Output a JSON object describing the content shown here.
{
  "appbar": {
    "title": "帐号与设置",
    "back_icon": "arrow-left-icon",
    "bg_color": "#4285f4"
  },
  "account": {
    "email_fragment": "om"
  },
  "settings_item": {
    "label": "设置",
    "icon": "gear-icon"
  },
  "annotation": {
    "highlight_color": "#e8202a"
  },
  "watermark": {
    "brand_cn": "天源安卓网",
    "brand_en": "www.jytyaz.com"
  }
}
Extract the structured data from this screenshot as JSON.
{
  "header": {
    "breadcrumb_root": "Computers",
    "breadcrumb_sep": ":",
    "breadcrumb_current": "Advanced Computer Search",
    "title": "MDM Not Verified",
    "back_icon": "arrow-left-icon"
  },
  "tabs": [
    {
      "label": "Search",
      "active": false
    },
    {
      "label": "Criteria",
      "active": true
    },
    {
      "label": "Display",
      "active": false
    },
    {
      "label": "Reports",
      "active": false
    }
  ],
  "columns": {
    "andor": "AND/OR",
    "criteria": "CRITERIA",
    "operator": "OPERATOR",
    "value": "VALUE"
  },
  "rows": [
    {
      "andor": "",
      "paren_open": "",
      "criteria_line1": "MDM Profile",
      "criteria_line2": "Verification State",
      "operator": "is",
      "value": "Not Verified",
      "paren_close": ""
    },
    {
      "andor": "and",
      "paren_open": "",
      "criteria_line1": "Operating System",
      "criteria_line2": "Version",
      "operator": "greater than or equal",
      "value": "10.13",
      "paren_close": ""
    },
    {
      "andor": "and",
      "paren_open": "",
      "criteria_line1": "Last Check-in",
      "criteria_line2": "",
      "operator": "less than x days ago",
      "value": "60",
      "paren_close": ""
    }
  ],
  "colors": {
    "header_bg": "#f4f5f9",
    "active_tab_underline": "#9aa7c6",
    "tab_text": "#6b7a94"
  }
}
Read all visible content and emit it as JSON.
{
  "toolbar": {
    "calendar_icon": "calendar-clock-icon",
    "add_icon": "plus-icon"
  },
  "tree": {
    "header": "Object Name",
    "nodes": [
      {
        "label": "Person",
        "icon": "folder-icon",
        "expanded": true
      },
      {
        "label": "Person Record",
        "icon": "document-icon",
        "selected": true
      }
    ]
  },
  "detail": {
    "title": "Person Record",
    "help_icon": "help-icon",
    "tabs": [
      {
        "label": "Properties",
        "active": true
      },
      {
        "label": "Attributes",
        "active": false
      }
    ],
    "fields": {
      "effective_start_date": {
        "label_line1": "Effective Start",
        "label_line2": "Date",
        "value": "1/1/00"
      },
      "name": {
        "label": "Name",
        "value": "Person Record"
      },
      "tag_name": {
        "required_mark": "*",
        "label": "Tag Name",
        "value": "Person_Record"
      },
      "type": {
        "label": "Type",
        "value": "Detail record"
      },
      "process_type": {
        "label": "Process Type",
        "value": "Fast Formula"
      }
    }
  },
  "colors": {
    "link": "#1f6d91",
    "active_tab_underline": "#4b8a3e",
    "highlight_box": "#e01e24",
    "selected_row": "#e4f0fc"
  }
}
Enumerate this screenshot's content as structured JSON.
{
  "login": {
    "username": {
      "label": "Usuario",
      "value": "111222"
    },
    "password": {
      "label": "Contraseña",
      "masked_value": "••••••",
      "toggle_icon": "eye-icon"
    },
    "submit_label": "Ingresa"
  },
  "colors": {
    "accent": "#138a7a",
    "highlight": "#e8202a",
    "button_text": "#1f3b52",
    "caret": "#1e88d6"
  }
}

**Exercise directions:** Look through the entries above; copy each line where the string "than" appears.

**Answer for the task:**
      "operator": "greater than or equal",
      "operator": "less than x days ago",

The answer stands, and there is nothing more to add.